- _Work to do_
• a. According to the Orestimba trip transcript, who was living at the Orestimba Corral site in 1869?
• b. Write the next part of the Orestimba trip transcript, picking up after its final line.

- _Source extract_
>> begin

STEVE: In May of two thousand six, I visited the Orestimba with backcountry ranger Cameron Bowers in his patrol vehicle; a four wheel drive pickup truck. He's on one of his regular patrol trips into the area. Teddy Goodrich rode along with us; she's a volunteer park historian. We drove-in on the Kaiser-Aetna Road, a dirt and gravel back road that's closed to the public.
STEVE: [extended version] Along the way, we stop at a camp site called the Orestimba Corral, just outside of the wilderness.
TEDDY GOODRICH: This was a site of one of the earliest homesteads in the park. There was a man in here in eighteen sixty nine named Orrin Dowdy.
STEVE: So this wasn't, uh, Henry W. Coe's land?
TEDDY GOODRICH: Oh no. Henry Coe only had the original thirteen thousand acres that his daughter gave to, well she gave it to Santa Clara County first, and they didn't want a wilderness park, so they sold it to the state for ten dollars, about four years later. It's retained the name even though the state has acquired these other huge parcels of land.
STEVE: Here, we met Bob Bambauer and his friends. They've been exploring the park on horseback.
BOB BAMBAUER: We're camping one night. These gentlemen here are not, well one of them is retired, I guess. We're all seventy and plus. They have to be back to work where the other one and I don't.
STEVE: What do you expect to explore while you're here?
BOB BAMBAUER: Well, we've explored a lot, and I'd like to make it all but we we can't. The Mississippi Lake is a beautiful spot. We're going to miss out on that one this trip. We're going to probably, I can't remember the name of the trails, but there's one that goes up off the main road here and gives you a high ridge view over towards Dowdy and we'll probably take that trail today. So, you know, two or three hours and we'll be back. But I enjoy the quietness and the backcountry atmosphere.

>> end

[Dataset excerpt]
>> begin

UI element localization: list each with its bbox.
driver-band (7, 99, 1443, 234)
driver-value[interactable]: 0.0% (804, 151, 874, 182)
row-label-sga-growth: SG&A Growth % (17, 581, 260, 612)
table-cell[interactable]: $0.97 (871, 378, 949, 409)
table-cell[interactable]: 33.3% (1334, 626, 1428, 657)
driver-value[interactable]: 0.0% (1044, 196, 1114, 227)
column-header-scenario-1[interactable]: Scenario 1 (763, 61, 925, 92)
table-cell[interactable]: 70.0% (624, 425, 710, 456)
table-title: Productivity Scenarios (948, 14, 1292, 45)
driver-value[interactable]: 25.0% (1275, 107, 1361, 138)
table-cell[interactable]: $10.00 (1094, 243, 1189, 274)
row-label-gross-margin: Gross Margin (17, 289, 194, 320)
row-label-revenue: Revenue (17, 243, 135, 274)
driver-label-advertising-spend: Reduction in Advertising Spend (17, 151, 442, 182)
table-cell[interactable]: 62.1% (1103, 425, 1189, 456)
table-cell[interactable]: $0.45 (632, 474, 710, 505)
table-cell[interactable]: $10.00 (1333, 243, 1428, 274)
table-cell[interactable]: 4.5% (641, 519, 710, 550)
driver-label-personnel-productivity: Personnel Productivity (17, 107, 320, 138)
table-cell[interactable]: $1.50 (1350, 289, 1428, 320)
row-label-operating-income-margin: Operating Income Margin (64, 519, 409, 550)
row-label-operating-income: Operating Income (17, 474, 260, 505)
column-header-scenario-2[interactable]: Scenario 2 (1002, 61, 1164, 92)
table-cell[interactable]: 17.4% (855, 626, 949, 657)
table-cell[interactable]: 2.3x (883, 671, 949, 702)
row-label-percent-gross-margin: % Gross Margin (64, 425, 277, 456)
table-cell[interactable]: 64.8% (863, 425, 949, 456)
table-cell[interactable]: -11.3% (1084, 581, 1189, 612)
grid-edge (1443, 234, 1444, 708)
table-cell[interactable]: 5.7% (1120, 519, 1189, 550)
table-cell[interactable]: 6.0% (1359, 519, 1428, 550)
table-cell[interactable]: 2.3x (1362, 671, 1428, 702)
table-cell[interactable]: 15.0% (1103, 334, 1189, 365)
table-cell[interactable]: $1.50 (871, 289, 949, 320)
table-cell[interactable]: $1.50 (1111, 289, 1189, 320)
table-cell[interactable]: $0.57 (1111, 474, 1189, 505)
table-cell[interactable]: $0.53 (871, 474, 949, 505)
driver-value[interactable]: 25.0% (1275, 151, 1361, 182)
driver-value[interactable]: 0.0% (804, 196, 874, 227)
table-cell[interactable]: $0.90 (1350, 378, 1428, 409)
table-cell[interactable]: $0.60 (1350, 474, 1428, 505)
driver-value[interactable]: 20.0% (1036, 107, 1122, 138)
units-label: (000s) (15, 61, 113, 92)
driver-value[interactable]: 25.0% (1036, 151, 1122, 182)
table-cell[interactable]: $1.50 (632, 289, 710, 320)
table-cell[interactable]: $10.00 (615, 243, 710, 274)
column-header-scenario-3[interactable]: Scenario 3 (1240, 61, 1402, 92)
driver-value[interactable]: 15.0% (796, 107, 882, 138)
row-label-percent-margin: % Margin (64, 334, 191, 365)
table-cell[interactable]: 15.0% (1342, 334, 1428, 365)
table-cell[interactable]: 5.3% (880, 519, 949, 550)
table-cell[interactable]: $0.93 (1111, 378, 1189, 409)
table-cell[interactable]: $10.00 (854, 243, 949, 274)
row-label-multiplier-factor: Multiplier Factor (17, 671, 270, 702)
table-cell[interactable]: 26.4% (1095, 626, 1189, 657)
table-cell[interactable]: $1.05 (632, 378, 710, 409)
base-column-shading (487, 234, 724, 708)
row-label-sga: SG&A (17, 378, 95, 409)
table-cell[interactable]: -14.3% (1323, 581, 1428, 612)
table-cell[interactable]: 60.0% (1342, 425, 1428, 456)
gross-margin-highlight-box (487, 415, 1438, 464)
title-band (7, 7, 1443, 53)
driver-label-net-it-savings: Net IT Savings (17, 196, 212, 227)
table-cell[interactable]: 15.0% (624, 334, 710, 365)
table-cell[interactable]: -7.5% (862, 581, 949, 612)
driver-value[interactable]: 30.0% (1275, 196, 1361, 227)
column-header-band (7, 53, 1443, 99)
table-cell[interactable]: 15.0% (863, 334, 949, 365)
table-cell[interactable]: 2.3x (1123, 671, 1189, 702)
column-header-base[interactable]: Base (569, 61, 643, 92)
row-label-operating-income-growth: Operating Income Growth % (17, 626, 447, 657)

>> end

- _Per-task outputs_
• a. A man named Orrin Dowdy.

• b.
STEVE: [extended version] Leaving the Orestimba Corral, we drive-on, up the Orestimba Creek Road.
STEVE: [scheduled version] After about ten miles of rugged ups and downs, we turn north onto the Orestimba Creek Road.
STEVE: The Orestimba Creek defines the eastern border of the wilderness. We stopped for lunch on an overgrown fire road with a view into the heart of the wilderness.
CAMERON BOWERS: We're in Red Creek now. And it's kind of in the middle of the wilderness area, the Orestimba Wilderness area.
TEDDY GOODRICH: It's a nice broad valley, with a lovely stream wandering through. Along the edges of the stream are yellow mimulas. I can hear birds. There are gray pine, oak trees, surrounding the valley. Nice peak to the north of us there. I can see the remnants of owls clover, it was blooming, I know in abundance here in the springtime. Just very pastoral, very peaceful, lovely.
STEVE: So how would the average member of the public who wanted to see this area, how would they get back in here?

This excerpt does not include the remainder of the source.